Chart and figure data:

------------------------------------

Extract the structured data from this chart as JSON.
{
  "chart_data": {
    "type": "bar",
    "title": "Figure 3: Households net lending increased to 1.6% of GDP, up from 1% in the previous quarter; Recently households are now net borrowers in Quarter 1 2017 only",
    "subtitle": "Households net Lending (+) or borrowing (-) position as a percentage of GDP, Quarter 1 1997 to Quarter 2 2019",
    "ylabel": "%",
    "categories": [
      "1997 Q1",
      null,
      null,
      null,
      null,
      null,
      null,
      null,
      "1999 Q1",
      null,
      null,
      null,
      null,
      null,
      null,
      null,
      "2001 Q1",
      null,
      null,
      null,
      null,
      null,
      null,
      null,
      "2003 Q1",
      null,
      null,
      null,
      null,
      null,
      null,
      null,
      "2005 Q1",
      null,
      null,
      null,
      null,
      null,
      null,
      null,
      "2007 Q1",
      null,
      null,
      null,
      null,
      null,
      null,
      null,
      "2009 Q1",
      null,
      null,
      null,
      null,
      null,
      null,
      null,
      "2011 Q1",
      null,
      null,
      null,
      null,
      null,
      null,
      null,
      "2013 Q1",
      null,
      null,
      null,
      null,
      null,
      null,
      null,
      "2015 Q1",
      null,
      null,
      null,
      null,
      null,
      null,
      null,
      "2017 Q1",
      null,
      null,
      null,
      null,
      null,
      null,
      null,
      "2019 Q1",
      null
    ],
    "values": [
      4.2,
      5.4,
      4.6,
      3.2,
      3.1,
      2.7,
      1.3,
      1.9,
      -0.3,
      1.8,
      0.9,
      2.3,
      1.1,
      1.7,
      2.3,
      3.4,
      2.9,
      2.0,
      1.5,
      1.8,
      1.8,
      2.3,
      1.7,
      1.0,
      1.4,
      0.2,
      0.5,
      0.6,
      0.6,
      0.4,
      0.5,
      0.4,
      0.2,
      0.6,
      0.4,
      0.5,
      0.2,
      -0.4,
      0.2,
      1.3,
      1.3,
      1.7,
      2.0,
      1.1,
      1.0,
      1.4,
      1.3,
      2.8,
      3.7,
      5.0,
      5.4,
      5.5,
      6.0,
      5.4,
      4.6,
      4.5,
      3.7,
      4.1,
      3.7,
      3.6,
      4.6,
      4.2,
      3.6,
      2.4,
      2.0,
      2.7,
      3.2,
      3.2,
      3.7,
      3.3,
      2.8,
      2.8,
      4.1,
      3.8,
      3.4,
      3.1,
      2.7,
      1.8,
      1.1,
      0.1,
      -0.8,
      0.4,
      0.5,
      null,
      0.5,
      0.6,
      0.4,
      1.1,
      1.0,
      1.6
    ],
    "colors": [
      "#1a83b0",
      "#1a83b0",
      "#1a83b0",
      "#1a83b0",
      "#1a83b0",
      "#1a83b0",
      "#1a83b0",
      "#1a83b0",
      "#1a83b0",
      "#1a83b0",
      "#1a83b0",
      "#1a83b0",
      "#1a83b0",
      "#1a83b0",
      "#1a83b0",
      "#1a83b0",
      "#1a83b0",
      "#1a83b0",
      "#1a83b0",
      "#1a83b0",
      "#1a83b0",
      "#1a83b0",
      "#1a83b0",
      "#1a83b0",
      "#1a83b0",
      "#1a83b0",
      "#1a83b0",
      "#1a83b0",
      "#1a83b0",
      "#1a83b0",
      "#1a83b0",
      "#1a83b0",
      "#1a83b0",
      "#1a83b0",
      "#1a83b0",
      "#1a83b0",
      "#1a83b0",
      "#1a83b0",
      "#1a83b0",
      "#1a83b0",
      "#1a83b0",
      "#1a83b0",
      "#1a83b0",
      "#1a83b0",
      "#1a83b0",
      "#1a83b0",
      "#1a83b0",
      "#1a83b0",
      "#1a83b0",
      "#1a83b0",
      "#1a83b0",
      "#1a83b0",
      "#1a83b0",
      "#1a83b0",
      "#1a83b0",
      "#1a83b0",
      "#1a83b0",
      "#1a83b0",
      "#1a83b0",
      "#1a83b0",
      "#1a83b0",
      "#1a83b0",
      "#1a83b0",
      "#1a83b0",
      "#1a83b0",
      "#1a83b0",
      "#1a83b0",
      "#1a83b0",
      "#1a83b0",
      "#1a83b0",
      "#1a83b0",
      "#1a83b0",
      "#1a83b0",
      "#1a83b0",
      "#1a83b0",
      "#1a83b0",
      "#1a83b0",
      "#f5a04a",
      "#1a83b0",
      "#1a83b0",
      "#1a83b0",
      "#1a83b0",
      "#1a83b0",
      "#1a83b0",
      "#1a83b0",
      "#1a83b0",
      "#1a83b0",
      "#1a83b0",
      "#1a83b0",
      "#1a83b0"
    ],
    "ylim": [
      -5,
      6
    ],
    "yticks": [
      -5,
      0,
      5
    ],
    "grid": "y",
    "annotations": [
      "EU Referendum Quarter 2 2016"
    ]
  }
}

------------------------------------

» **WHAT YOU ARE ASKED TO DO**
Type out all of the material again, word for word.

» **OUTPUT OF THE EXERCISE**
Extract the structured data from this chart as JSON.
{
  "chart_data": {
    "type": "bar",
    "title": "Figure 3: Households net lending increased to 1.6% of GDP, up from 1% in the previous quarter; Recently households are now net borrowers in Quarter 1 2017 only",
    "subtitle": "Households net Lending (+) or borrowing (-) position as a percentage of GDP, Quarter 1 1997 to Quarter 2 2019",
    "ylabel": "%",
    "categories": [
      "1997 Q1",
      null,
      null,
      null,
      null,
      null,
      null,
      null,
      "1999 Q1",
      null,
      null,
      null,
      null,
      null,
      null,
      null,
      "2001 Q1",
      null,
      null,
      null,
      null,
      null,
      null,
      null,
      "2003 Q1",
      null,
      null,
      null,
      null,
      null,
      null,
      null,
      "2005 Q1",
      null,
      null,
      null,
      null,
      null,
      null,
      null,
      "2007 Q1",
      null,
      null,
      null,
      null,
      null,
      null,
      null,
      "2009 Q1",
      null,
      null,
      null,
      null,
      null,
      null,
      null,
      "2011 Q1",
      null,
      null,
      null,
      null,
      null,
      null,
      null,
      "2013 Q1",
      null,
      null,
      null,
      null,
      null,
      null,
      null,
      "2015 Q1",
      null,
      null,
      null,
      null,
      null,
      null,
      null,
      "2017 Q1",
      null,
      null,
      null,
      null,
      null,
      null,
      null,
      "2019 Q1",
      null
    ],
    "values": [
      4.2,
      5.4,
      4.6,
      3.2,
      3.1,
      2.7,
      1.3,
      1.9,
      -0.3,
      1.8,
      0.9,
      2.3,
      1.1,
      1.7,
      2.3,
      3.4,
      2.9,
      2.0,
      1.5,
      1.8,
      1.8,
      2.3,
      1.7,
      1.0,
      1.4,
      0.2,
      0.5,
      0.6,
      0.6,
      0.4,
      0.5,
      0.4,
      0.2,
      0.6,
      0.4,
      0.5,
      0.2,
      -0.4,
      0.2,
      1.3,
      1.3,
      1.7,
      2.0,
      1.1,
      1.0,
      1.4,
      1.3,
      2.8,
      3.7,
      5.0,
      5.4,
      5.5,
      6.0,
      5.4,
      4.6,
      4.5,
      3.7,
      4.1,
      3.7,
      3.6,
      4.6,
      4.2,
      3.6,
      2.4,
      2.0,
      2.7,
      3.2,
      3.2,
      3.7,
      3.3,
      2.8,
      2.8,
      4.1,
      3.8,
      3.4,
      3.1,
      2.7,
      1.8,
      1.1,
      0.1,
      -0.8,
      0.4,
      0.5,
      null,
      0.5,
      0.6,
      0.4,
      1.1,
      1.0,
      1.6
    ],
    "colors": [
      "#1a83b0",
      "#1a83b0",
      "#1a83b0",
      "#1a83b0",
      "#1a83b0",
      "#1a83b0",
      "#1a83b0",
      "#1a83b0",
      "#1a83b0",
      "#1a83b0",
      "#1a83b0",
      "#1a83b0",
      "#1a83b0",
      "#1a83b0",
      "#1a83b0",
      "#1a83b0",
      "#1a83b0",
      "#1a83b0",
      "#1a83b0",
      "#1a83b0",
      "#1a83b0",
      "#1a83b0",
      "#1a83b0",
      "#1a83b0",
      "#1a83b0",
      "#1a83b0",
      "#1a83b0",
      "#1a83b0",
      "#1a83b0",
      "#1a83b0",
      "#1a83b0",
      "#1a83b0",
      "#1a83b0",
      "#1a83b0",
      "#1a83b0",
      "#1a83b0",
      "#1a83b0",
      "#1a83b0",
      "#1a83b0",
      "#1a83b0",
      "#1a83b0",
      "#1a83b0",
      "#1a83b0",
      "#1a83b0",
      "#1a83b0",
      "#1a83b0",
      "#1a83b0",
      "#1a83b0",
      "#1a83b0",
      "#1a83b0",
      "#1a83b0",
      "#1a83b0",
      "#1a83b0",
      "#1a83b0",
      "#1a83b0",
      "#1a83b0",
      "#1a83b0",
      "#1a83b0",
      "#1a83b0",
      "#1a83b0",
      "#1a83b0",
      "#1a83b0",
      "#1a83b0",
      "#1a83b0",
      "#1a83b0",
      "#1a83b0",
      "#1a83b0",
      "#1a83b0",
      "#1a83b0",
      "#1a83b0",
      "#1a83b0",
      "#1a83b0",
      "#1a83b0",
      "#1a83b0",
      "#1a83b0",
      "#1a83b0",
      "#1a83b0",
      "#f5a04a",
      "#1a83b0",
      "#1a83b0",
      "#1a83b0",
      "#1a83b0",
      "#1a83b0",
      "#1a83b0",
      "#1a83b0",
      "#1a83b0",
      "#1a83b0",
      "#1a83b0",
      "#1a83b0",
      "#1a83b0"
    ],
    "ylim": [
      -5,
      6
    ],
    "yticks": [
      -5,
      0,
      5
    ],
    "grid": "y",
    "annotations": [
      "EU Referendum Quarter 2 2016"
    ]
  }
}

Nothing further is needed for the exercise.